Set down the material once more, exactly as it appears.
┄┄┄┄┄┄
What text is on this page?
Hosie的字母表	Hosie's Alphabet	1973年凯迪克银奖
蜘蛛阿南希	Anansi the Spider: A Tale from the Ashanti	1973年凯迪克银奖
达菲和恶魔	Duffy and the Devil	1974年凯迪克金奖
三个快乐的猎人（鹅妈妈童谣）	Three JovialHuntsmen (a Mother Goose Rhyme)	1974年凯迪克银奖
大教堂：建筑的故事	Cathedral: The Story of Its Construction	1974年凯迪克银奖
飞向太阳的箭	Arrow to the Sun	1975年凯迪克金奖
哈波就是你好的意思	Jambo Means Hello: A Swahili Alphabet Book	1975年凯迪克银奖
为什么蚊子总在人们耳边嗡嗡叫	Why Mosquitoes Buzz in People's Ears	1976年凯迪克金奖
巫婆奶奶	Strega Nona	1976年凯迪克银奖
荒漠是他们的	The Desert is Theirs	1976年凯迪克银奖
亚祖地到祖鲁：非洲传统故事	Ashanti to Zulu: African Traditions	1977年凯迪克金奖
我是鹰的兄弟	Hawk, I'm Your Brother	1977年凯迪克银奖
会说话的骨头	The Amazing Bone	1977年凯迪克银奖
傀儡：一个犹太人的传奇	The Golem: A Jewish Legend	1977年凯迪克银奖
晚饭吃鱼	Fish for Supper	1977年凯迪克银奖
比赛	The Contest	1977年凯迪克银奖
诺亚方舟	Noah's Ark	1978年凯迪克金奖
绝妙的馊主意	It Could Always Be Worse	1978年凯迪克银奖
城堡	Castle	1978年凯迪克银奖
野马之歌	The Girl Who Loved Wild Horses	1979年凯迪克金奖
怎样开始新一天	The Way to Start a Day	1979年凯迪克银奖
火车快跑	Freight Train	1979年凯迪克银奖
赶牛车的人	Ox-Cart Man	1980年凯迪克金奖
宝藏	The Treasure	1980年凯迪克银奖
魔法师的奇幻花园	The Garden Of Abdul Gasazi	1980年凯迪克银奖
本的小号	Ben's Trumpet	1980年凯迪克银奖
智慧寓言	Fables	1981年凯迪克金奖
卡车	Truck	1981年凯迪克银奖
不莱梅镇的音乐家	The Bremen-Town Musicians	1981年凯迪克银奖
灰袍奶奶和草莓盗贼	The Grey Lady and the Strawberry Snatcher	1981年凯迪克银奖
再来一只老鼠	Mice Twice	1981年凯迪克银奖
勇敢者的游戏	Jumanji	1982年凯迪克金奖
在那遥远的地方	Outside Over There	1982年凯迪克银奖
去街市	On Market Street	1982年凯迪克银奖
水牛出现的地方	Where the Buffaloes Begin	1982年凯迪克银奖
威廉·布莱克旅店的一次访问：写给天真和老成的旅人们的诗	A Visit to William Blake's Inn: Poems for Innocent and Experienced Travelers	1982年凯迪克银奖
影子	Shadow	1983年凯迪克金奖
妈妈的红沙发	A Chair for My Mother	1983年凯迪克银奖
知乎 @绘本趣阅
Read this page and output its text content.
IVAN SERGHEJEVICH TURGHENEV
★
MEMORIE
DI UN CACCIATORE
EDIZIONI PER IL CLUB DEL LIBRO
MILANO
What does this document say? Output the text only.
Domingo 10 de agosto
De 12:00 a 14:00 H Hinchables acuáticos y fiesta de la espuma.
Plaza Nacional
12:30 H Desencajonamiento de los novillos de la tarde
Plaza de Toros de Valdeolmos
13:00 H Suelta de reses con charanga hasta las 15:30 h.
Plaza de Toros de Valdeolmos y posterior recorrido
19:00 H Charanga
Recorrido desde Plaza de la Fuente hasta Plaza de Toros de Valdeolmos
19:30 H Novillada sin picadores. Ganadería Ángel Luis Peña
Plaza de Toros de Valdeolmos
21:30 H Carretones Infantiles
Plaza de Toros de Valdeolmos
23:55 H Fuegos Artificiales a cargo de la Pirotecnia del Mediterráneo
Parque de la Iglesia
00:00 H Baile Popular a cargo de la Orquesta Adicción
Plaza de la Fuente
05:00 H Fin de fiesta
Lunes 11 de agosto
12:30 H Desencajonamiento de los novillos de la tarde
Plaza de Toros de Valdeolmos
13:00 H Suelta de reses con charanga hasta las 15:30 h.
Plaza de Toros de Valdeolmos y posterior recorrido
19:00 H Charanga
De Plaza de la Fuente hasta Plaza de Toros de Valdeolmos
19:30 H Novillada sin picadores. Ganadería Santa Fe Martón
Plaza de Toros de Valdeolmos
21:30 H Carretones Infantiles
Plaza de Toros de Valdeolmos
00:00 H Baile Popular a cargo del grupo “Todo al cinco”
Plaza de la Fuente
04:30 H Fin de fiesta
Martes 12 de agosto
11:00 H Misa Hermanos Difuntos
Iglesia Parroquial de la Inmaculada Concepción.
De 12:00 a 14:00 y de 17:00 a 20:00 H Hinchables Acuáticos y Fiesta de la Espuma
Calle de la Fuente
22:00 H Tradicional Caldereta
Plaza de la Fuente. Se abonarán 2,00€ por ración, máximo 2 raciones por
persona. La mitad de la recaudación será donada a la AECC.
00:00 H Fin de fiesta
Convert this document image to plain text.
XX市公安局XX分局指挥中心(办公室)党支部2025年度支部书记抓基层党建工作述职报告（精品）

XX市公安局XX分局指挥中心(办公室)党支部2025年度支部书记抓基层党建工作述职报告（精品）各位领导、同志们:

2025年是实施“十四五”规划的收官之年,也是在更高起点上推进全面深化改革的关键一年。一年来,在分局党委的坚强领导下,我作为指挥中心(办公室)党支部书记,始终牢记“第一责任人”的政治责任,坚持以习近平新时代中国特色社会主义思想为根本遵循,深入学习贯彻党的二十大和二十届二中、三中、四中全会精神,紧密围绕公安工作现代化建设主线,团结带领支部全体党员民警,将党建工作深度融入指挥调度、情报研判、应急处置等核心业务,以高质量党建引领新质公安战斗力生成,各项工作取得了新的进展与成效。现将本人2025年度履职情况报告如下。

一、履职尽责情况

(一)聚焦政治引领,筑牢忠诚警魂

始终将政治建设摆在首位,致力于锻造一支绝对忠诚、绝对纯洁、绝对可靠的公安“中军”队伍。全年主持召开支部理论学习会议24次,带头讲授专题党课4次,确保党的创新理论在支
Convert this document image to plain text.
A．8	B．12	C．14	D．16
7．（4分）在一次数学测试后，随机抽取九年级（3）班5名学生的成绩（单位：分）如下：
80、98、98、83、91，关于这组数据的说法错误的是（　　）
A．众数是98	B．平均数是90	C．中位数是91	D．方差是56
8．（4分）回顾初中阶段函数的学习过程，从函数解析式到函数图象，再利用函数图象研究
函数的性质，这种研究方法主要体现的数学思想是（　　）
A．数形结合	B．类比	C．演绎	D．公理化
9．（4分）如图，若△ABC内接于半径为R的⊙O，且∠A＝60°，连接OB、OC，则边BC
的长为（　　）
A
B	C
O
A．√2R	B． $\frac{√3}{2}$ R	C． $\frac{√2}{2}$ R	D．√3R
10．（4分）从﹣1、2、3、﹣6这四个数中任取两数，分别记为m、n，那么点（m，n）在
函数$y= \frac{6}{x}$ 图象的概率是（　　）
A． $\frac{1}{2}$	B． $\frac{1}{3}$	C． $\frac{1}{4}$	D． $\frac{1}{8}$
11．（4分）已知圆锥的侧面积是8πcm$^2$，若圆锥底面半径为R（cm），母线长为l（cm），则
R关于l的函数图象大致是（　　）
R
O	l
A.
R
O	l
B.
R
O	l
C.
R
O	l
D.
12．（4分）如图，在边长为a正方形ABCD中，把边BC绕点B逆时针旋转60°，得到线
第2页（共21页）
┄┄┄┄┄┄
RESPONSE =
What text is on this page?
Hosie的字母表	Hosie's Alphabet	1973年凯迪克银奖
蜘蛛阿南希	Anansi the Spider: A Tale from the Ashanti	1973年凯迪克银奖
达菲和恶魔	Duffy and the Devil	1974年凯迪克金奖
三个快乐的猎人（鹅妈妈童谣）	Three JovialHuntsmen (a Mother Goose Rhyme)	1974年凯迪克银奖
大教堂：建筑的故事	Cathedral: The Story of Its Construction	1974年凯迪克银奖
飞向太阳的箭	Arrow to the Sun	1975年凯迪克金奖
哈波就是你好的意思	Jambo Means Hello: A Swahili Alphabet Book	1975年凯迪克银奖
为什么蚊子总在人们耳边嗡嗡叫	Why Mosquitoes Buzz in People's Ears	1976年凯迪克金奖
巫婆奶奶	Strega Nona	1976年凯迪克银奖
荒漠是他们的	The Desert is Theirs	1976年凯迪克银奖
亚祖地到祖鲁：非洲传统故事	Ashanti to Zulu: African Traditions	1977年凯迪克金奖
我是鹰的兄弟	Hawk, I'm Your Brother	1977年凯迪克银奖
会说话的骨头	The Amazing Bone	1977年凯迪克银奖
傀儡：一个犹太人的传奇	The Golem: A Jewish Legend	1977年凯迪克银奖
晚饭吃鱼	Fish for Supper	1977年凯迪克银奖
比赛	The Contest	1977年凯迪克银奖
诺亚方舟	Noah's Ark	1978年凯迪克金奖
绝妙的馊主意	It Could Always Be Worse	1978年凯迪克银奖
城堡	Castle	1978年凯迪克银奖
野马之歌	The Girl Who Loved Wild Horses	1979年凯迪克金奖
怎样开始新一天	The Way to Start a Day	1979年凯迪克银奖
火车快跑	Freight Train	1979年凯迪克银奖
赶牛车的人	Ox-Cart Man	1980年凯迪克金奖
宝藏	The Treasure	1980年凯迪克银奖
魔法师的奇幻花园	The Garden Of Abdul Gasazi	1980年凯迪克银奖
本的小号	Ben's Trumpet	1980年凯迪克银奖
智慧寓言	Fables	1981年凯迪克金奖
卡车	Truck	1981年凯迪克银奖
不莱梅镇的音乐家	The Bremen-Town Musicians	1981年凯迪克银奖
灰袍奶奶和草莓盗贼	The Grey Lady and the Strawberry Snatcher	1981年凯迪克银奖
再来一只老鼠	Mice Twice	1981年凯迪克银奖
勇敢者的游戏	Jumanji	1982年凯迪克金奖
在那遥远的地方	Outside Over There	1982年凯迪克银奖
去街市	On Market Street	1982年凯迪克银奖
水牛出现的地方	Where the Buffaloes Begin	1982年凯迪克银奖
威廉·布莱克旅店的一次访问：写给天真和老成的旅人们的诗	A Visit to William Blake's Inn: Poems for Innocent and Experienced Travelers	1982年凯迪克银奖
影子	Shadow	1983年凯迪克金奖
妈妈的红沙发	A Chair for My Mother	1983年凯迪克银奖
知乎 @绘本趣阅
Read this page and output its text content.
IVAN SERGHEJEVICH TURGHENEV
★
MEMORIE
DI UN CACCIATORE
EDIZIONI PER IL CLUB DEL LIBRO
MILANO
What does this document say? Output the text only.
Domingo 10 de agosto
De 12:00 a 14:00 H Hinchables acuáticos y fiesta de la espuma.
Plaza Nacional
12:30 H Desencajonamiento de los novillos de la tarde
Plaza de Toros de Valdeolmos
13:00 H Suelta de reses con charanga hasta las 15:30 h.
Plaza de Toros de Valdeolmos y posterior recorrido
19:00 H Charanga
Recorrido desde Plaza de la Fuente hasta Plaza de Toros de Valdeolmos
19:30 H Novillada sin picadores. Ganadería Ángel Luis Peña
Plaza de Toros de Valdeolmos
21:30 H Carretones Infantiles
Plaza de Toros de Valdeolmos
23:55 H Fuegos Artificiales a cargo de la Pirotecnia del Mediterráneo
Parque de la Iglesia
00:00 H Baile Popular a cargo de la Orquesta Adicción
Plaza de la Fuente
05:00 H Fin de fiesta
Lunes 11 de agosto
12:30 H Desencajonamiento de los novillos de la tarde
Plaza de Toros de Valdeolmos
13:00 H Suelta de reses con charanga hasta las 15:30 h.
Plaza de Toros de Valdeolmos y posterior recorrido
19:00 H Charanga
De Plaza de la Fuente hasta Plaza de Toros de Valdeolmos
19:30 H Novillada sin picadores. Ganadería Santa Fe Martón
Plaza de Toros de Valdeolmos
21:30 H Carretones Infantiles
Plaza de Toros de Valdeolmos
00:00 H Baile Popular a cargo del grupo “Todo al cinco”
Plaza de la Fuente
04:30 H Fin de fiesta
Martes 12 de agosto
11:00 H Misa Hermanos Difuntos
Iglesia Parroquial de la Inmaculada Concepción.
De 12:00 a 14:00 y de 17:00 a 20:00 H Hinchables Acuáticos y Fiesta de la Espuma
Calle de la Fuente
22:00 H Tradicional Caldereta
Plaza de la Fuente. Se abonarán 2,00€ por ración, máximo 2 raciones por
persona. La mitad de la recaudación será donada a la AECC.
00:00 H Fin de fiesta
Convert this document image to plain text.
XX市公安局XX分局指挥中心(办公室)党支部2025年度支部书记抓基层党建工作述职报告（精品）

XX市公安局XX分局指挥中心(办公室)党支部2025年度支部书记抓基层党建工作述职报告（精品）各位领导、同志们:

2025年是实施“十四五”规划的收官之年,也是在更高起点上推进全面深化改革的关键一年。一年来,在分局党委的坚强领导下,我作为指挥中心(办公室)党支部书记,始终牢记“第一责任人”的政治责任,坚持以习近平新时代中国特色社会主义思想为根本遵循,深入学习贯彻党的二十大和二十届二中、三中、四中全会精神,紧密围绕公安工作现代化建设主线,团结带领支部全体党员民警,将党建工作深度融入指挥调度、情报研判、应急处置等核心业务,以高质量党建引领新质公安战斗力生成,各项工作取得了新的进展与成效。现将本人2025年度履职情况报告如下。

一、履职尽责情况

(一)聚焦政治引领,筑牢忠诚警魂

始终将政治建设摆在首位,致力于锻造一支绝对忠诚、绝对纯洁、绝对可靠的公安“中军”队伍。全年主持召开支部理论学习会议24次,带头讲授专题党课4次,确保党的创新理论在支
Convert this document image to plain text.
A．8	B．12	C．14	D．16
7．（4分）在一次数学测试后，随机抽取九年级（3）班5名学生的成绩（单位：分）如下：
80、98、98、83、91，关于这组数据的说法错误的是（　　）
A．众数是98	B．平均数是90	C．中位数是91	D．方差是56
8．（4分）回顾初中阶段函数的学习过程，从函数解析式到函数图象，再利用函数图象研究
函数的性质，这种研究方法主要体现的数学思想是（　　）
A．数形结合	B．类比	C．演绎	D．公理化
9．（4分）如图，若△ABC内接于半径为R的⊙O，且∠A＝60°，连接OB、OC，则边BC
的长为（　　）
A
B	C
O
A．√2R	B． $\frac{√3}{2}$ R	C． $\frac{√2}{2}$ R	D．√3R
10．（4分）从﹣1、2、3、﹣6这四个数中任取两数，分别记为m、n，那么点（m，n）在
函数$y= \frac{6}{x}$ 图象的概率是（　　）
A． $\frac{1}{2}$	B． $\frac{1}{3}$	C． $\frac{1}{4}$	D． $\frac{1}{8}$
11．（4分）已知圆锥的侧面积是8πcm$^2$，若圆锥底面半径为R（cm），母线长为l（cm），则
R关于l的函数图象大致是（　　）
R
O	l
A.
R
O	l
B.
R
O	l
C.
R
O	l
D.
12．（4分）如图，在边长为a正方形ABCD中，把边BC绕点B逆时针旋转60°，得到线
第2页（共21页）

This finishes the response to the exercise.